◆ **Given problem**
Restate, word for word, all of the material shown below.

◆ **Data for this task**
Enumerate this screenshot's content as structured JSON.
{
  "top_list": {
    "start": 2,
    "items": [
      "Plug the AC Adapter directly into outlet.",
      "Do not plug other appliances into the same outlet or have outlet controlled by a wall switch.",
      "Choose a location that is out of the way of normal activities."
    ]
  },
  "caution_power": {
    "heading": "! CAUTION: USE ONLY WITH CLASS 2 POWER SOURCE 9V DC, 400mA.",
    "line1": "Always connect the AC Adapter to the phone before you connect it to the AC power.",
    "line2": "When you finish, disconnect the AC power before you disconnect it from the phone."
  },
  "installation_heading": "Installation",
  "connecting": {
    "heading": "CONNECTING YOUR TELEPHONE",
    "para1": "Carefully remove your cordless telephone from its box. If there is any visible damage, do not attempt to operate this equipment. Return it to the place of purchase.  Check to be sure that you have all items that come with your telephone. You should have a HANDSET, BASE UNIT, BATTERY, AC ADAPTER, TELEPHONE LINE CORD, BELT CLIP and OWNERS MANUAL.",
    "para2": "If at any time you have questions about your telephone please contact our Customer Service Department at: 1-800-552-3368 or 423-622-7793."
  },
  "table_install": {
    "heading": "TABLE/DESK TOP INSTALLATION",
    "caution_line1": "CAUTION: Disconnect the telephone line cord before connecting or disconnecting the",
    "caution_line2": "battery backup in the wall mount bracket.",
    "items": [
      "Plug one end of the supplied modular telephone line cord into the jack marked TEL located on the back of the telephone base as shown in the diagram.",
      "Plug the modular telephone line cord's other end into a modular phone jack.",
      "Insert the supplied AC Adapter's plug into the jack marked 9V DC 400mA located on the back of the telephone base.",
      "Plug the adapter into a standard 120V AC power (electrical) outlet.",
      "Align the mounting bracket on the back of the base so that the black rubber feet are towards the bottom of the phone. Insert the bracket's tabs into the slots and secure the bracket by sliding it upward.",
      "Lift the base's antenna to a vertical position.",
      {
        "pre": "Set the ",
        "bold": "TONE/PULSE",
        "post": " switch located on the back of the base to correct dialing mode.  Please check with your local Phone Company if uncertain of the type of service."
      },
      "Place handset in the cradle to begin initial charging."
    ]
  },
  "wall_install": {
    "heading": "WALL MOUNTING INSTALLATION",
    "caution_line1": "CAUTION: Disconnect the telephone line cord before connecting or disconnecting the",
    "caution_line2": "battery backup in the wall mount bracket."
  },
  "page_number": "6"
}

◆ **Answer below**
Enumerate this screenshot's content as structured JSON.
{
  "top_list": {
    "start": 2,
    "items": [
      "Plug the AC Adapter directly into outlet.",
      "Do not plug other appliances into the same outlet or have outlet controlled by a wall switch.",
      "Choose a location that is out of the way of normal activities."
    ]
  },
  "caution_power": {
    "heading": "! CAUTION: USE ONLY WITH CLASS 2 POWER SOURCE 9V DC, 400mA.",
    "line1": "Always connect the AC Adapter to the phone before you connect it to the AC power.",
    "line2": "When you finish, disconnect the AC power before you disconnect it from the phone."
  },
  "installation_heading": "Installation",
  "connecting": {
    "heading": "CONNECTING YOUR TELEPHONE",
    "para1": "Carefully remove your cordless telephone from its box. If there is any visible damage, do not attempt to operate this equipment. Return it to the place of purchase.  Check to be sure that you have all items that come with your telephone. You should have a HANDSET, BASE UNIT, BATTERY, AC ADAPTER, TELEPHONE LINE CORD, BELT CLIP and OWNERS MANUAL.",
    "para2": "If at any time you have questions about your telephone please contact our Customer Service Department at: 1-800-552-3368 or 423-622-7793."
  },
  "table_install": {
    "heading": "TABLE/DESK TOP INSTALLATION",
    "caution_line1": "CAUTION: Disconnect the telephone line cord before connecting or disconnecting the",
    "caution_line2": "battery backup in the wall mount bracket.",
    "items": [
      "Plug one end of the supplied modular telephone line cord into the jack marked TEL located on the back of the telephone base as shown in the diagram.",
      "Plug the modular telephone line cord's other end into a modular phone jack.",
      "Insert the supplied AC Adapter's plug into the jack marked 9V DC 400mA located on the back of the telephone base.",
      "Plug the adapter into a standard 120V AC power (electrical) outlet.",
      "Align the mounting bracket on the back of the base so that the black rubber feet are towards the bottom of the phone. Insert the bracket's tabs into the slots and secure the bracket by sliding it upward.",
      "Lift the base's antenna to a vertical position.",
      {
        "pre": "Set the ",
        "bold": "TONE/PULSE",
        "post": " switch located on the back of the base to correct dialing mode.  Please check with your local Phone Company if uncertain of the type of service."
      },
      "Place handset in the cradle to begin initial charging."
    ]
  },
  "wall_install": {
    "heading": "WALL MOUNTING INSTALLATION",
    "caution_line1": "CAUTION: Disconnect the telephone line cord before connecting or disconnecting the",
    "caution_line2": "battery backup in the wall mount bracket."
  },
  "page_number": "6"
}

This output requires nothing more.